§ Directive
Return the full material exactly.

§ Material for the task
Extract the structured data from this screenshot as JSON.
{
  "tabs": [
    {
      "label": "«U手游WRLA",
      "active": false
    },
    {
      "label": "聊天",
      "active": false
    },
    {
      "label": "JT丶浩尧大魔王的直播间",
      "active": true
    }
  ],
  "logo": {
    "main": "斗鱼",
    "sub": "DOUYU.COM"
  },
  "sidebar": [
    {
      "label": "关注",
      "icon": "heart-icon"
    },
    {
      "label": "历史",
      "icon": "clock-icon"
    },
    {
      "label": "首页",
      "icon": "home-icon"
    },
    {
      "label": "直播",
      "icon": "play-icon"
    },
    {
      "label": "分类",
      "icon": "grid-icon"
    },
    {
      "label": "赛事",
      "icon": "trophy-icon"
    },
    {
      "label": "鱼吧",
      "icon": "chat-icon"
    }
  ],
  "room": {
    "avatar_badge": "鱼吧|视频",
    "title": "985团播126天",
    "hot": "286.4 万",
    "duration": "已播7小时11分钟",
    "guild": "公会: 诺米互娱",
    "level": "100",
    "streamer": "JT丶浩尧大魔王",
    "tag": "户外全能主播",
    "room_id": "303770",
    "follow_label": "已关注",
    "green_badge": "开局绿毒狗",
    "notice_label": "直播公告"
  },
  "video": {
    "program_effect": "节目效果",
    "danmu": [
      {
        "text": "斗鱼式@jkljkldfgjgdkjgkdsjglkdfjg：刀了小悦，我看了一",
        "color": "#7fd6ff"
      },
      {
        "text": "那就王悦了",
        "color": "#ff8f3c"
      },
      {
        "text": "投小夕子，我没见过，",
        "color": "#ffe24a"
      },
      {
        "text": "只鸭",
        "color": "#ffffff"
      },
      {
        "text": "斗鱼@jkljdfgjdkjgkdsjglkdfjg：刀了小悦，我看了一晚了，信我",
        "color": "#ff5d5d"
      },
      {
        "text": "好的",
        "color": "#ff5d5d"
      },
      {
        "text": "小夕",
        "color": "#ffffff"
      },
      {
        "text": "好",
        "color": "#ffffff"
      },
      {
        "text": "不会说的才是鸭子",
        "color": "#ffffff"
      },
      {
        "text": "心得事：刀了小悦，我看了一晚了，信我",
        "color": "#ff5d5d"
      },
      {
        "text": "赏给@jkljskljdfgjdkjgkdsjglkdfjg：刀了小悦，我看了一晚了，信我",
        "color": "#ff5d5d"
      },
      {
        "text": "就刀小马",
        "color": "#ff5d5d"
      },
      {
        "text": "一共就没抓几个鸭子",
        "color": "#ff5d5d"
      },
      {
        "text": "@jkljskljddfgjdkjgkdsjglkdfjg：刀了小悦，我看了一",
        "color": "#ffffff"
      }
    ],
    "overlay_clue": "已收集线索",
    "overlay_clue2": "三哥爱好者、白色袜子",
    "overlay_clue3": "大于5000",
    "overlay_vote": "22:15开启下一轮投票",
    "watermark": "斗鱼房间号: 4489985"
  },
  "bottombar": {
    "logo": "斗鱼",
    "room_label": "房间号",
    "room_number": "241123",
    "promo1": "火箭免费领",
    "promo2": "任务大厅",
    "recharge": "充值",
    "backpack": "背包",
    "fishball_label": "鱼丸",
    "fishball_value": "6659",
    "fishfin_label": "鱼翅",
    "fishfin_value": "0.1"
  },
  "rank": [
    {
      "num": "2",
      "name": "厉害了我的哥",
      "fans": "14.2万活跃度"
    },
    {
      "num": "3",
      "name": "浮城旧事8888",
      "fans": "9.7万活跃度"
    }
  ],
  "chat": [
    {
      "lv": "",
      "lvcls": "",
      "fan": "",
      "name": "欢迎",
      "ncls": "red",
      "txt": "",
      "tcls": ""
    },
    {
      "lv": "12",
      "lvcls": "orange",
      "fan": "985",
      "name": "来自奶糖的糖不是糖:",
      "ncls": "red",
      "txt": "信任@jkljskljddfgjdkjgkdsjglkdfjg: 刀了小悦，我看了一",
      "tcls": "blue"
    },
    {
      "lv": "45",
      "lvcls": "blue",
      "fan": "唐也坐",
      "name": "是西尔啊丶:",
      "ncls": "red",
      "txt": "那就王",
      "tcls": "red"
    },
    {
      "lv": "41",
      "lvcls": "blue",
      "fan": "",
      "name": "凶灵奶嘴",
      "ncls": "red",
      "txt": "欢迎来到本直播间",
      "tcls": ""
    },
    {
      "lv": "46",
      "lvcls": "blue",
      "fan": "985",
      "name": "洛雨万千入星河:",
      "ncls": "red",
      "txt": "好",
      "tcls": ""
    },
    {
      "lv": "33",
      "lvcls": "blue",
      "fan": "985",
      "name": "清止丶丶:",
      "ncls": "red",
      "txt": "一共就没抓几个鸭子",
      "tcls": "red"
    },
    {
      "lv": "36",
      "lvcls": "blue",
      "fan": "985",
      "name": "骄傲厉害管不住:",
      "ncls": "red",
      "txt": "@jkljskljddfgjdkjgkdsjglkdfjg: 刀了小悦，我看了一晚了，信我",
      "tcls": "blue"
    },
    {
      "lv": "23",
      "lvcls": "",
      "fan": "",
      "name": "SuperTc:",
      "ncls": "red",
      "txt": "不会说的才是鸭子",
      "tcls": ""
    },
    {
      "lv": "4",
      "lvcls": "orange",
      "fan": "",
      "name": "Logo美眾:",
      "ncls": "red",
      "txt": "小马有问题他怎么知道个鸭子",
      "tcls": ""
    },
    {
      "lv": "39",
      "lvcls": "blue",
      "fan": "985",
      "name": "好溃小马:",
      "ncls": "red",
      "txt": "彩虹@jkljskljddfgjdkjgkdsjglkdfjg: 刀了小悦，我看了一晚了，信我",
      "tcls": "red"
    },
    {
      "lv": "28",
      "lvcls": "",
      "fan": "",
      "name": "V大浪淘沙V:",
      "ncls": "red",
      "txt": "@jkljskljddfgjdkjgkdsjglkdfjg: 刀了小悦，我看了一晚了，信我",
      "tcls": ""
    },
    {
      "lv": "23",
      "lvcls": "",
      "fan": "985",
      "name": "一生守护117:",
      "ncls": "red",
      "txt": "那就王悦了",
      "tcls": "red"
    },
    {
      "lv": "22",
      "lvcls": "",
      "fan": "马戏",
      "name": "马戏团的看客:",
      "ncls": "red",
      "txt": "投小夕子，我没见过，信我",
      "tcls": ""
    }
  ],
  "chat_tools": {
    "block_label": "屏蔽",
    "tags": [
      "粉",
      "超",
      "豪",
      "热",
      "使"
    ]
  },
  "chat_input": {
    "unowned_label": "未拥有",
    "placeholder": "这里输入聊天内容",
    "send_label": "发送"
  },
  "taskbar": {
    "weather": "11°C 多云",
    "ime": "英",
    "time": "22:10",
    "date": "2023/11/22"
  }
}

§ Answer for this exercise
Extract the structured data from this screenshot as JSON.
{
  "tabs": [
    {
      "label": "«U手游WRLA",
      "active": false
    },
    {
      "label": "聊天",
      "active": false
    },
    {
      "label": "JT丶浩尧大魔王的直播间",
      "active": true
    }
  ],
  "logo": {
    "main": "斗鱼",
    "sub": "DOUYU.COM"
  },
  "sidebar": [
    {
      "label": "关注",
      "icon": "heart-icon"
    },
    {
      "label": "历史",
      "icon": "clock-icon"
    },
    {
      "label": "首页",
      "icon": "home-icon"
    },
    {
      "label": "直播",
      "icon": "play-icon"
    },
    {
      "label": "分类",
      "icon": "grid-icon"
    },
    {
      "label": "赛事",
      "icon": "trophy-icon"
    },
    {
      "label": "鱼吧",
      "icon": "chat-icon"
    }
  ],
  "room": {
    "avatar_badge": "鱼吧|视频",
    "title": "985团播126天",
    "hot": "286.4 万",
    "duration": "已播7小时11分钟",
    "guild": "公会: 诺米互娱",
    "level": "100",
    "streamer": "JT丶浩尧大魔王",
    "tag": "户外全能主播",
    "room_id": "303770",
    "follow_label": "已关注",
    "green_badge": "开局绿毒狗",
    "notice_label": "直播公告"
  },
  "video": {
    "program_effect": "节目效果",
    "danmu": [
      {
        "text": "斗鱼式@jkljkldfgjgdkjgkdsjglkdfjg：刀了小悦，我看了一",
        "color": "#7fd6ff"
      },
      {
        "text": "那就王悦了",
        "color": "#ff8f3c"
      },
      {
        "text": "投小夕子，我没见过，",
        "color": "#ffe24a"
      },
      {
        "text": "只鸭",
        "color": "#ffffff"
      },
      {
        "text": "斗鱼@jkljdfgjdkjgkdsjglkdfjg：刀了小悦，我看了一晚了，信我",
        "color": "#ff5d5d"
      },
      {
        "text": "好的",
        "color": "#ff5d5d"
      },
      {
        "text": "小夕",
        "color": "#ffffff"
      },
      {
        "text": "好",
        "color": "#ffffff"
      },
      {
        "text": "不会说的才是鸭子",
        "color": "#ffffff"
      },
      {
        "text": "心得事：刀了小悦，我看了一晚了，信我",
        "color": "#ff5d5d"
      },
      {
        "text": "赏给@jkljskljdfgjdkjgkdsjglkdfjg：刀了小悦，我看了一晚了，信我",
        "color": "#ff5d5d"
      },
      {
        "text": "就刀小马",
        "color": "#ff5d5d"
      },
      {
        "text": "一共就没抓几个鸭子",
        "color": "#ff5d5d"
      },
      {
        "text": "@jkljskljddfgjdkjgkdsjglkdfjg：刀了小悦，我看了一",
        "color": "#ffffff"
      }
    ],
    "overlay_clue": "已收集线索",
    "overlay_clue2": "三哥爱好者、白色袜子",
    "overlay_clue3": "大于5000",
    "overlay_vote": "22:15开启下一轮投票",
    "watermark": "斗鱼房间号: 4489985"
  },
  "bottombar": {
    "logo": "斗鱼",
    "room_label": "房间号",
    "room_number": "241123",
    "promo1": "火箭免费领",
    "promo2": "任务大厅",
    "recharge": "充值",
    "backpack": "背包",
    "fishball_label": "鱼丸",
    "fishball_value": "6659",
    "fishfin_label": "鱼翅",
    "fishfin_value": "0.1"
  },
  "rank": [
    {
      "num": "2",
      "name": "厉害了我的哥",
      "fans": "14.2万活跃度"
    },
    {
      "num": "3",
      "name": "浮城旧事8888",
      "fans": "9.7万活跃度"
    }
  ],
  "chat": [
    {
      "lv": "",
      "lvcls": "",
      "fan": "",
      "name": "欢迎",
      "ncls": "red",
      "txt": "",
      "tcls": ""
    },
    {
      "lv": "12",
      "lvcls": "orange",
      "fan": "985",
      "name": "来自奶糖的糖不是糖:",
      "ncls": "red",
      "txt": "信任@jkljskljddfgjdkjgkdsjglkdfjg: 刀了小悦，我看了一",
      "tcls": "blue"
    },
    {
      "lv": "45",
      "lvcls": "blue",
      "fan": "唐也坐",
      "name": "是西尔啊丶:",
      "ncls": "red",
      "txt": "那就王",
      "tcls": "red"
    },
    {
      "lv": "41",
      "lvcls": "blue",
      "fan": "",
      "name": "凶灵奶嘴",
      "ncls": "red",
      "txt": "欢迎来到本直播间",
      "tcls": ""
    },
    {
      "lv": "46",
      "lvcls": "blue",
      "fan": "985",
      "name": "洛雨万千入星河:",
      "ncls": "red",
      "txt": "好",
      "tcls": ""
    },
    {
      "lv": "33",
      "lvcls": "blue",
      "fan": "985",
      "name": "清止丶丶:",
      "ncls": "red",
      "txt": "一共就没抓几个鸭子",
      "tcls": "red"
    },
    {
      "lv": "36",
      "lvcls": "blue",
      "fan": "985",
      "name": "骄傲厉害管不住:",
      "ncls": "red",
      "txt": "@jkljskljddfgjdkjgkdsjglkdfjg: 刀了小悦，我看了一晚了，信我",
      "tcls": "blue"
    },
    {
      "lv": "23",
      "lvcls": "",
      "fan": "",
      "name": "SuperTc:",
      "ncls": "red",
      "txt": "不会说的才是鸭子",
      "tcls": ""
    },
    {
      "lv": "4",
      "lvcls": "orange",
      "fan": "",
      "name": "Logo美眾:",
      "ncls": "red",
      "txt": "小马有问题他怎么知道个鸭子",
      "tcls": ""
    },
    {
      "lv": "39",
      "lvcls": "blue",
      "fan": "985",
      "name": "好溃小马:",
      "ncls": "red",
      "txt": "彩虹@jkljskljddfgjdkjgkdsjglkdfjg: 刀了小悦，我看了一晚了，信我",
      "tcls": "red"
    },
    {
      "lv": "28",
      "lvcls": "",
      "fan": "",
      "name": "V大浪淘沙V:",
      "ncls": "red",
      "txt": "@jkljskljddfgjdkjgkdsjglkdfjg: 刀了小悦，我看了一晚了，信我",
      "tcls": ""
    },
    {
      "lv": "23",
      "lvcls": "",
      "fan": "985",
      "name": "一生守护117:",
      "ncls": "red",
      "txt": "那就王悦了",
      "tcls": "red"
    },
    {
      "lv": "22",
      "lvcls": "",
      "fan": "马戏",
      "name": "马戏团的看客:",
      "ncls": "red",
      "txt": "投小夕子，我没见过，信我",
      "tcls": ""
    }
  ],
  "chat_tools": {
    "block_label": "屏蔽",
    "tags": [
      "粉",
      "超",
      "豪",
      "热",
      "使"
    ]
  },
  "chat_input": {
    "unowned_label": "未拥有",
    "placeholder": "这里输入聊天内容",
    "send_label": "发送"
  },
  "taskbar": {
    "weather": "11°C 多云",
    "ime": "英",
    "time": "22:10",
    "date": "2023/11/22"
  }
}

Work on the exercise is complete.